• [ЗАДАНИЯ]
A - Изложите текст о проекте Phurpa в двух предложениях.
B - Назовите все материалы, из которых, согласно тексту о проекте Phurpa, сделаны разложенные на сцене инструменты.

• [ТЕКСТ ДЛЯ ЧТЕНИЯ]
○ ○ ○ ○ ○ ○ ○

Хочешь узнать, что такое медитация – начинай петь Хочешь узнать, что такое медитация – начинай петь

3902

музыка

Lemon Magazine побеседовал с Алексеем Тегиным – музыкантом, художником, основателем трио тибетского обертонного пения Phurpa, давшего в Пензе единственный концерт.

 

Обстановка на сцене дома Мейерхольда максимально аскетичная: тусклая, холодного света, лампа, застеленный черной тканью пол, на котором разложен десяток странного вида инструментов – из бронзы, морских раковин, кости. Раструбы трехметровых труб-дунченов почти упираются в ноги зрителей первого ряда.

На сцене – трое в восточных костюмах и остроконечных шляпах. Они рассаживаются в полукруг и начинают петь – низко, угрожающе низко. От гортанного звука моментально «заводится» внушительных размеров барабан нга, следом начинает вибрировать собственная грудная клетка. Оставшиеся два с лишним часа тело резонирует с чем-то совершенно нездешним по энергетике.

Проект Phurpa основан в начале 2000-х музыкантом и художником Алексеем Тегиным, одним из главных фигурантов российской индустриальной сцены. Увлекшись горловым пением, Тегин начал реконструировать звуковые практики бонпо – религиозной традиции, существовавшей в Тибете задолго до прихода туда буддизма. Результатом стала музыка максимально непарадная, «нетуристическая» и, в общем, не совсем человеческая. Но странным образом притягивающая внимание всех, кто ее слышал – от непальских монахов до лондонских панков и театралов-авангардистов, не минуя всех прочих.

○ ○ ○ ○ ○ ○ ○

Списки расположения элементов
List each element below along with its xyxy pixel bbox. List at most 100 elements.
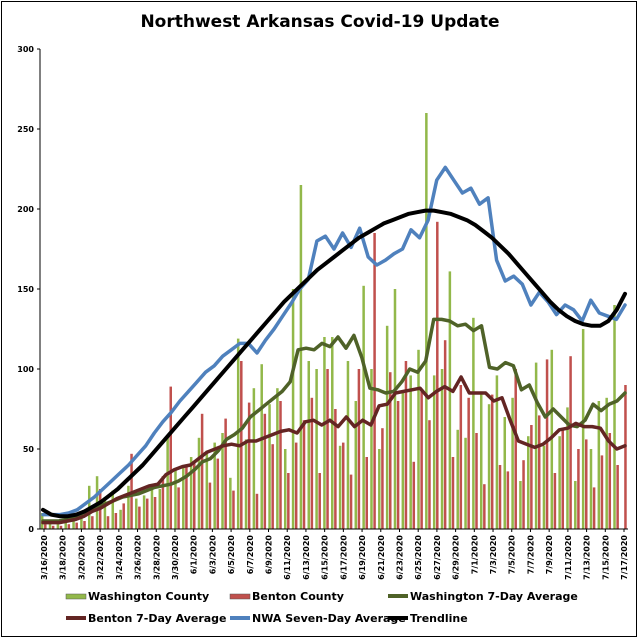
y-tick-label: 300 xyxy=(17,45,34,54)
x-tick-label: 7/3/2020 xyxy=(489,535,498,575)
x-tick-label: 3/18/2020 xyxy=(59,535,68,580)
bar-washington xyxy=(417,349,420,529)
bar-washington xyxy=(307,361,311,529)
bar-benton xyxy=(326,369,329,529)
bar-washington xyxy=(354,401,358,529)
bar-benton xyxy=(193,461,196,529)
bar-benton xyxy=(490,394,494,529)
bar-benton xyxy=(561,429,564,529)
bar-benton xyxy=(624,385,627,529)
x-tick-label: 6/19/2020 xyxy=(358,535,367,580)
bar-benton xyxy=(44,524,47,529)
bar-benton xyxy=(169,386,172,529)
axes-layer: 0 50 100 150 200 250 300 3/16/2020 3/18/2020 3/20… xyxy=(17,45,629,580)
bar-benton xyxy=(122,503,125,529)
chart-title: Northwest Arkansas Covid-19 Update xyxy=(140,12,500,32)
bar-benton xyxy=(232,490,235,529)
bar-washington xyxy=(487,404,491,529)
legend-label-washington-7-day-average: Washington 7-Day Average xyxy=(410,590,578,603)
x-tick-label: 6/7/2020 xyxy=(246,535,255,575)
bar-benton xyxy=(436,221,439,530)
bar-washington xyxy=(142,495,146,529)
legend: Washington County Benton County Washington… xyxy=(65,590,578,625)
bar-benton xyxy=(91,516,94,529)
x-tick-label: 7/7/2020 xyxy=(526,535,535,575)
bar-benton xyxy=(310,397,314,529)
bar-washington xyxy=(315,369,318,529)
bar-benton xyxy=(185,465,188,529)
bar-washington xyxy=(542,445,546,529)
bar-benton xyxy=(600,455,604,529)
bar-benton xyxy=(75,522,78,529)
x-tick-label: 6/3/2020 xyxy=(208,535,217,575)
x-tick-label: 7/5/2020 xyxy=(508,535,517,575)
x-tick-label: 6/15/2020 xyxy=(321,535,330,580)
bar-washington xyxy=(464,437,467,529)
bar-washington xyxy=(205,450,209,529)
series-line-nwa-seven-day-average xyxy=(41,165,627,517)
bar-washington xyxy=(182,465,185,529)
bar-benton xyxy=(341,442,345,529)
bar-washington xyxy=(456,429,459,529)
bar-benton xyxy=(279,401,282,529)
bar-benton xyxy=(553,473,557,529)
bar-washington xyxy=(80,516,83,529)
bar-benton xyxy=(357,369,361,529)
y-tick-label: 200 xyxy=(17,205,34,214)
x-tick-label: 7/13/2020 xyxy=(583,535,592,580)
bar-benton xyxy=(381,428,384,529)
bar-benton xyxy=(396,401,400,529)
bar-benton xyxy=(224,418,227,529)
bar-benton xyxy=(428,420,431,529)
x-tick-label: 7/11/2020 xyxy=(564,535,573,580)
x-tick-label: 6/21/2020 xyxy=(377,535,386,580)
bar-washington xyxy=(409,375,412,529)
bar-benton xyxy=(467,397,470,529)
bar-washington xyxy=(166,436,169,529)
legend-label-washington-county: Washington County xyxy=(88,590,209,603)
x-tick-label: 7/15/2020 xyxy=(601,535,610,580)
bar-benton xyxy=(569,356,572,529)
x-tick-label: 3/20/2020 xyxy=(77,535,86,580)
bar-washington xyxy=(127,485,130,529)
x-tick-label: 7/9/2020 xyxy=(545,535,554,575)
bar-benton xyxy=(420,391,423,529)
bar-benton xyxy=(373,233,376,529)
series-line-benton-7-day-average xyxy=(41,375,627,525)
bar-benton xyxy=(145,498,149,529)
bar-washington xyxy=(503,417,507,529)
bar-benton xyxy=(177,487,180,529)
bar-benton xyxy=(200,413,204,529)
bar-washington xyxy=(174,468,177,529)
bar-washington xyxy=(338,445,342,529)
bar-benton xyxy=(545,359,549,529)
bar-washington xyxy=(527,436,530,529)
bar-benton xyxy=(616,465,619,529)
bar-benton xyxy=(412,461,416,529)
bar-washington xyxy=(346,361,350,529)
bar-benton xyxy=(51,525,55,529)
bar-benton xyxy=(138,506,141,529)
bar-washington xyxy=(283,449,287,529)
y-tick-label: 250 xyxy=(17,125,34,134)
bar-washington xyxy=(229,477,232,529)
bar-washington xyxy=(495,375,499,529)
legend-label-benton-7-day-average: Benton 7-Day Average xyxy=(88,612,227,625)
bar-benton xyxy=(302,420,306,529)
x-tick-label: 6/1/2020 xyxy=(190,535,199,575)
bars-layer xyxy=(40,113,627,530)
bar-washington xyxy=(605,397,608,529)
bar-benton xyxy=(287,473,290,529)
y-tick-label: 100 xyxy=(17,365,34,374)
bar-benton xyxy=(114,513,118,529)
bar-benton xyxy=(255,493,259,529)
bar-benton xyxy=(208,482,212,529)
bar-washington xyxy=(589,449,593,529)
bar-washington xyxy=(150,485,154,529)
bar-benton xyxy=(498,465,502,529)
bar-washington xyxy=(48,522,52,529)
bar-washington xyxy=(574,481,577,529)
bar-benton xyxy=(585,439,588,529)
bar-washington xyxy=(385,325,389,529)
x-tick-label: 3/26/2020 xyxy=(134,535,143,580)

○ ○ ○ ○ ○ ○ ○

• [ОТВЕТЫ]
A - Проект Phurpa основал в начале 2000-х музыкант и художник Алексей Тегин, который реконструирует звуковые практики бонпо — религиозной традиции, существовавшей в Тибете задолго до прихода буддизма. На сцене дома Мейерхольда трое исполнителей в восточных костюмах поют угрожающе низко, и такая музыка притягивает внимание самых разных слушателей — от непальских монахов до лондонских панков и театралов-авангардистов.

B - Бронза, морские раковины, кость.